'''
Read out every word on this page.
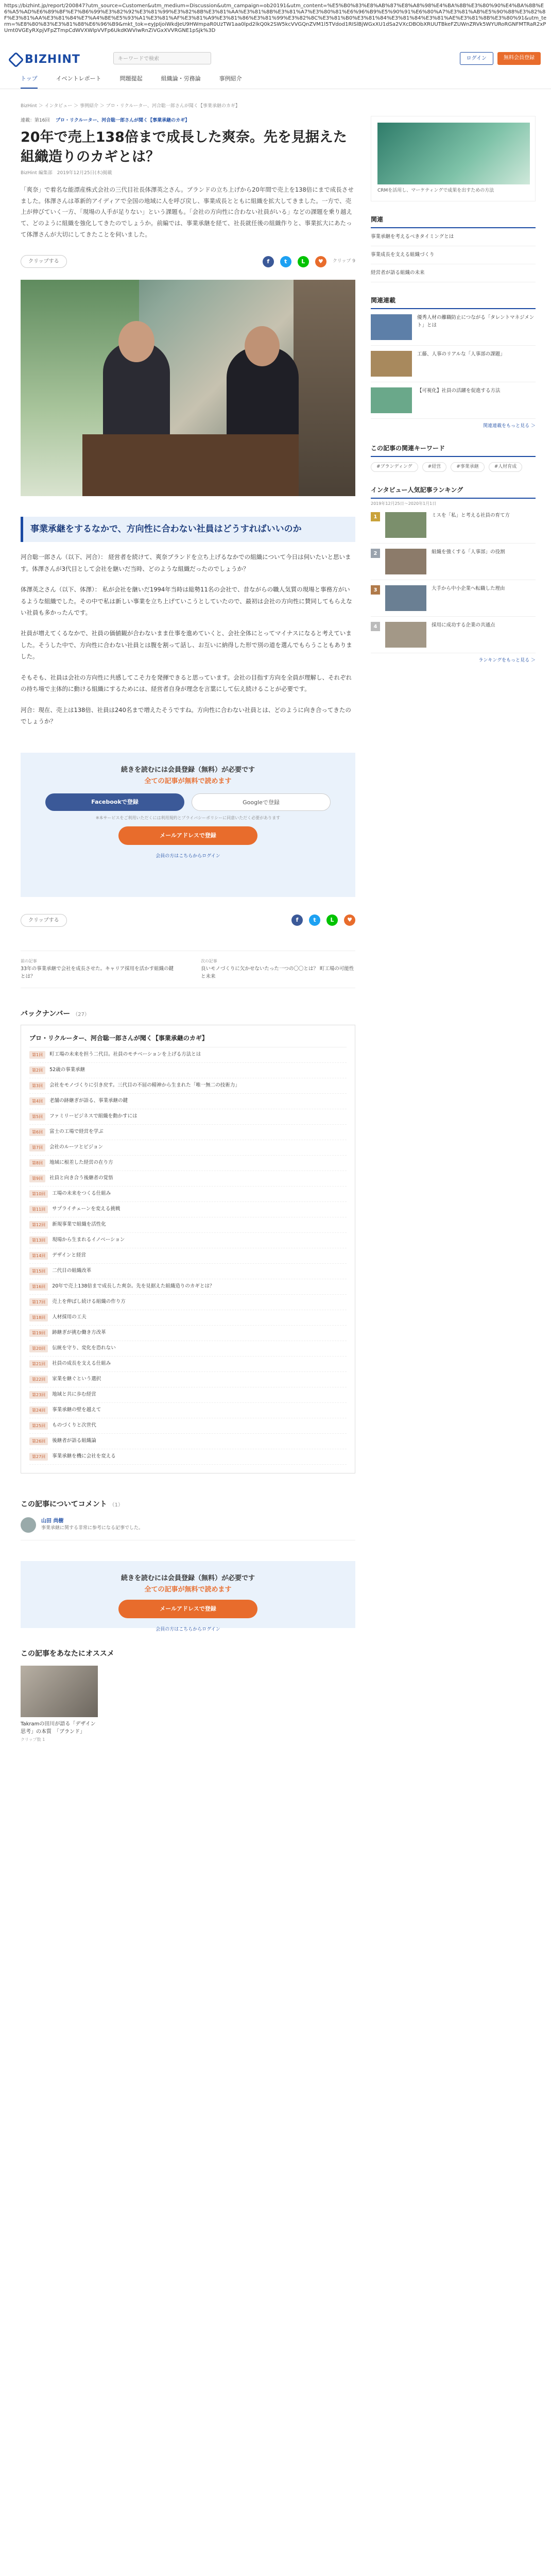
https://bizhint.jp/report/200847?utm_source=Customer&utm_medium=Discussion&utm_campaign=ob20191&utm_content=%E5%B0%83%E8%AB%87%E8%A8%98%E4%BA%8B%E3%80%90%E4%BA%8B%E6%A5%AD%E6%89%BF%E7%B6%99%E3%82%92%E3%81%99%E3%82%8B%E3%81%AA%E3%81%8B%E3%81%A7%E3%80%81%E6%96%B9%E5%90%91%E6%80%A7%E3%81%AB%E5%90%88%E3%82%8F%E3%81%AA%E3%81%84%E7%A4%BE%E5%93%A1%E3%81%AF%E3%81%A9%E3%81%86%E3%81%99%E3%82%8C%E3%81%B0%E3%81%84%E3%81%84%E3%81%AE%E3%81%8B%E3%80%91&utm_term=%E8%80%83%E3%81%88%E6%96%B9&mkt_tok=eyJpIjoiWkdJeU9HWmpaR0UzTW1aa0lpd2lkQ0k2SW5kcVVGQnZVM1l5TVdod1RISlBjWGxXU1dSa2VXcDBObXRUUTBkeFZUWnZRVk5WYURoRGNFMTRaR2xPUmt0VGEyRXpjVFpZTmpCdWVXWlpVVFp6UkdKWVIwRnZiVGxXVVRGNE1pSjk%3D
BIZHINT	キーワードで検索	ログイン	無料会員登録
トップ	イベントレポート	問題提起	組織論・労務論	事例紹介
BizHint ＞ インタビュー ＞ 事例紹介 ＞ プロ・リクルーター、河合聡一郎さんが聞く【事業承継のカギ】
連載：第16回 プロ・リクルーター、河合聡一郎さんが聞く【事業承継のカギ】
20年で売上138倍まで成長した爽奈。先を見据えた組織造りのカギとは？
BizHint 編集部　2019年12月25日(木)掲載

「爽奈」で着名な能漂産株式会社の三代目社長体澤英之さん。ブランドの立ち上げから20年間で売上を138倍にまで成長させました。体澤さんは革新的アイディアで全国の地域に人を呼び戻し、事業成長とともに組織を拡大してきました。一方で、売上が伸びていく一方、「現場の人手が足りない」という課題も。「会社の方向性に合わない社員がいる」などの課題を乗り越えて、どのように組織を強化してきたのでしょうか。前編では、事業承継を経て、社長就任後の組織作りと、事業拡大にあたって体澤さんが大切にしてきたことを伺いました。

クリップする	f	t	L	♥	クリップ 9
事業承継をするなかで、方向性に合わない社員はどうすればいいのか

河合聡一郎さん（以下、河合）： 経営者を続けて、爽奈ブランドを立ち上げるなかでの組織について今日は伺いたいと思います。体澤さんが3代目として会社を継いだ当時、どのような組織だったのでしょうか？

体澤英之さん（以下、体澤）： 私が会社を継いだ1994年当時は総勢11名の会社で、昔ながらの職人気質の現場と事務方がいるような組織でした。その中で私は新しい事業を立ち上げていこうとしていたので、最初は会社の方向性に賛同してもらえない社員も多かったんです。

社員が増えてくるなかで、社員の価値観が合わないまま仕事を進めていくと、会社全体にとってマイナスになると考えていました。そうした中で、方向性に合わない社員とは腹を割って話し、お互いに納得した形で別の道を選んでもらうこともありました。

そもそも、社員は会社の方向性に共感してこそ力を発揮できると思っています。会社の目指す方向を全員が理解し、それぞれの持ち場で主体的に動ける組織にするためには、経営者自身が理念を言葉にして伝え続けることが必要です。

河合：現在、売上は138倍、社員は240名まで増えたそうですね。方向性に合わない社員とは、どのように向き合ってきたのでしょうか？

続きを読むには会員登録（無料）が必要です
全ての記事が無料で読めます
Facebookで登録	Googleで登録
※本サービスをご利用いただくには利用規約とプライバシーポリシーに同意いただく必要があります
メールアドレスで登録
会員の方はこちらからログイン
クリップする	f	t	L	♥
前の記事
33年の事業承継で会社を成長させた。キャリア採用を活かす組織の鍵とは？
次の記事
良いモノづくりに欠かせないたった一つの〇〇とは？ 町工場の可能性と未来
バックナンバー （27）
プロ・リクルーター、河合聡一郎さんが聞く【事業承継のカギ】
第1回	町工場の未来を担う二代目。社員のモチベーションを上げる方法とは
第2回	52歳の事業承継
第3回	会社をモノづくりに引き戻す。三代目の不屈の精神から生まれた「唯一無二の技術力」
第4回	老舗の跡継ぎが語る、事業承継の鍵
第5回	ファミリービジネスで組織を動かすには
第6回	富士の工場で経営を学ぶ
第7回	会社のルーツとビジョン
第8回	地域に根差した経営の在り方
第9回	社員と向き合う後継者の覚悟
第10回	工場の未来をつくる仕組み
第11回	サプライチェーンを変える挑戦
第12回	新規事業で組織を活性化
第13回	現場から生まれるイノベーション
第14回	デザインと経営
第15回	二代目の組織改革
第16回	20年で売上138倍まで成長した爽奈。先を見据えた組織造りのカギとは？
第17回	売上を伸ばし続ける組織の作り方
第18回	人材採用の工夫
第19回	跡継ぎが挑む働き方改革
第20回	伝統を守り、変化を恐れない
第21回	社員の成長を支える仕組み
第22回	家業を継ぐという選択
第23回	地域と共に歩む経営
第24回	事業承継の壁を越えて
第25回	ものづくりと次世代
第26回	後継者が語る組織論
第27回	事業承継を機に会社を変える
この記事についてコメント （1）
山田 尚樹
事業承継に関する非常に参考になる記事でした。
続きを読むには会員登録（無料）が必要です
全ての記事が無料で読めます
メールアドレスで登録
会員の方はこちらからログイン
この記事をあなたにオススメ
Takramの田川が語る「デザイン思考」の本質　「ブランド」
クリップ数 1
CRMを活用し、マーケティングで成果を出すための方法
関連
事業承継を考えるべきタイミングとは
事業成長を支える組織づくり
経営者が語る組織の未来
関連連載
優秀人材の離職防止につながる「タレントマネジメント」とは
工藤、人事のリアルな「人事部の課題」
【可視化】社員の活躍を促進する方法
関連連載をもっと見る ＞
この記事の関連キーワード
#ブランディング	#経営	#事業承継	#人材育成
インタビュー人気記事ランキング
2019年12月25日〜2020年1月1日
1	ミスを「私」と考える社員の育て方
2	組織を強くする「人事部」の役割
3	大手から中小企業へ転職した理由
4	採用に成功する企業の共通点
ランキングをもっと見る ＞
'''
## WORK REQUIRED
Write out the material above once more, exactly as it reads, with no pictures.

## EXERCISE RESULT
Read out every word on this page.
https://bizhint.jp/report/200847?utm_source=Customer&utm_medium=Discussion&utm_campaign=ob20191&utm_content=%E5%B0%83%E8%AB%87%E8%A8%98%E4%BA%8B%E3%80%90%E4%BA%8B%E6%A5%AD%E6%89%BF%E7%B6%99%E3%82%92%E3%81%99%E3%82%8B%E3%81%AA%E3%81%8B%E3%81%A7%E3%80%81%E6%96%B9%E5%90%91%E6%80%A7%E3%81%AB%E5%90%88%E3%82%8F%E3%81%AA%E3%81%84%E7%A4%BE%E5%93%A1%E3%81%AF%E3%81%A9%E3%81%86%E3%81%99%E3%82%8C%E3%81%B0%E3%81%84%E3%81%84%E3%81%AE%E3%81%8B%E3%80%91&utm_term=%E8%80%83%E3%81%88%E6%96%B9&mkt_tok=eyJpIjoiWkdJeU9HWmpaR0UzTW1aa0lpd2lkQ0k2SW5kcVVGQnZVM1l5TVdod1RISlBjWGxXU1dSa2VXcDBObXRUUTBkeFZUWnZRVk5WYURoRGNFMTRaR2xPUmt0VGEyRXpjVFpZTmpCdWVXWlpVVFp6UkdKWVIwRnZiVGxXVVRGNE1pSjk%3D
BIZHINT	キーワードで検索	ログイン	無料会員登録
トップ	イベントレポート	問題提起	組織論・労務論	事例紹介
BizHint ＞ インタビュー ＞ 事例紹介 ＞ プロ・リクルーター、河合聡一郎さんが聞く【事業承継のカギ】
連載：第16回 プロ・リクルーター、河合聡一郎さんが聞く【事業承継のカギ】
20年で売上138倍まで成長した爽奈。先を見据えた組織造りのカギとは？
BizHint 編集部　2019年12月25日(木)掲載

「爽奈」で着名な能漂産株式会社の三代目社長体澤英之さん。ブランドの立ち上げから20年間で売上を138倍にまで成長させました。体澤さんは革新的アイディアで全国の地域に人を呼び戻し、事業成長とともに組織を拡大してきました。一方で、売上が伸びていく一方、「現場の人手が足りない」という課題も。「会社の方向性に合わない社員がいる」などの課題を乗り越えて、どのように組織を強化してきたのでしょうか。前編では、事業承継を経て、社長就任後の組織作りと、事業拡大にあたって体澤さんが大切にしてきたことを伺いました。

クリップする	f	t	L	♥	クリップ 9
事業承継をするなかで、方向性に合わない社員はどうすればいいのか

河合聡一郎さん（以下、河合）： 経営者を続けて、爽奈ブランドを立ち上げるなかでの組織について今日は伺いたいと思います。体澤さんが3代目として会社を継いだ当時、どのような組織だったのでしょうか？

体澤英之さん（以下、体澤）： 私が会社を継いだ1994年当時は総勢11名の会社で、昔ながらの職人気質の現場と事務方がいるような組織でした。その中で私は新しい事業を立ち上げていこうとしていたので、最初は会社の方向性に賛同してもらえない社員も多かったんです。

社員が増えてくるなかで、社員の価値観が合わないまま仕事を進めていくと、会社全体にとってマイナスになると考えていました。そうした中で、方向性に合わない社員とは腹を割って話し、お互いに納得した形で別の道を選んでもらうこともありました。

そもそも、社員は会社の方向性に共感してこそ力を発揮できると思っています。会社の目指す方向を全員が理解し、それぞれの持ち場で主体的に動ける組織にするためには、経営者自身が理念を言葉にして伝え続けることが必要です。

河合：現在、売上は138倍、社員は240名まで増えたそうですね。方向性に合わない社員とは、どのように向き合ってきたのでしょうか？

続きを読むには会員登録（無料）が必要です
全ての記事が無料で読めます
Facebookで登録	Googleで登録
※本サービスをご利用いただくには利用規約とプライバシーポリシーに同意いただく必要があります
メールアドレスで登録
会員の方はこちらからログイン
クリップする	f	t	L	♥
前の記事
33年の事業承継で会社を成長させた。キャリア採用を活かす組織の鍵とは？
次の記事
良いモノづくりに欠かせないたった一つの〇〇とは？ 町工場の可能性と未来
バックナンバー （27）
プロ・リクルーター、河合聡一郎さんが聞く【事業承継のカギ】
第1回	町工場の未来を担う二代目。社員のモチベーションを上げる方法とは
第2回	52歳の事業承継
第3回	会社をモノづくりに引き戻す。三代目の不屈の精神から生まれた「唯一無二の技術力」
第4回	老舗の跡継ぎが語る、事業承継の鍵
第5回	ファミリービジネスで組織を動かすには
第6回	富士の工場で経営を学ぶ
第7回	会社のルーツとビジョン
第8回	地域に根差した経営の在り方
第9回	社員と向き合う後継者の覚悟
第10回	工場の未来をつくる仕組み
第11回	サプライチェーンを変える挑戦
第12回	新規事業で組織を活性化
第13回	現場から生まれるイノベーション
第14回	デザインと経営
第15回	二代目の組織改革
第16回	20年で売上138倍まで成長した爽奈。先を見据えた組織造りのカギとは？
第17回	売上を伸ばし続ける組織の作り方
第18回	人材採用の工夫
第19回	跡継ぎが挑む働き方改革
第20回	伝統を守り、変化を恐れない
第21回	社員の成長を支える仕組み
第22回	家業を継ぐという選択
第23回	地域と共に歩む経営
第24回	事業承継の壁を越えて
第25回	ものづくりと次世代
第26回	後継者が語る組織論
第27回	事業承継を機に会社を変える
この記事についてコメント （1）
山田 尚樹
事業承継に関する非常に参考になる記事でした。
続きを読むには会員登録（無料）が必要です
全ての記事が無料で読めます
メールアドレスで登録
会員の方はこちらからログイン
この記事をあなたにオススメ
Takramの田川が語る「デザイン思考」の本質　「ブランド」
クリップ数 1
CRMを活用し、マーケティングで成果を出すための方法
関連
事業承継を考えるべきタイミングとは
事業成長を支える組織づくり
経営者が語る組織の未来
関連連載
優秀人材の離職防止につながる「タレントマネジメント」とは
工藤、人事のリアルな「人事部の課題」
【可視化】社員の活躍を促進する方法
関連連載をもっと見る ＞
この記事の関連キーワード
#ブランディング	#経営	#事業承継	#人材育成
インタビュー人気記事ランキング
2019年12月25日〜2020年1月1日
1	ミスを「私」と考える社員の育て方
2	組織を強くする「人事部」の役割
3	大手から中小企業へ転職した理由
4	採用に成功する企業の共通点
ランキングをもっと見る ＞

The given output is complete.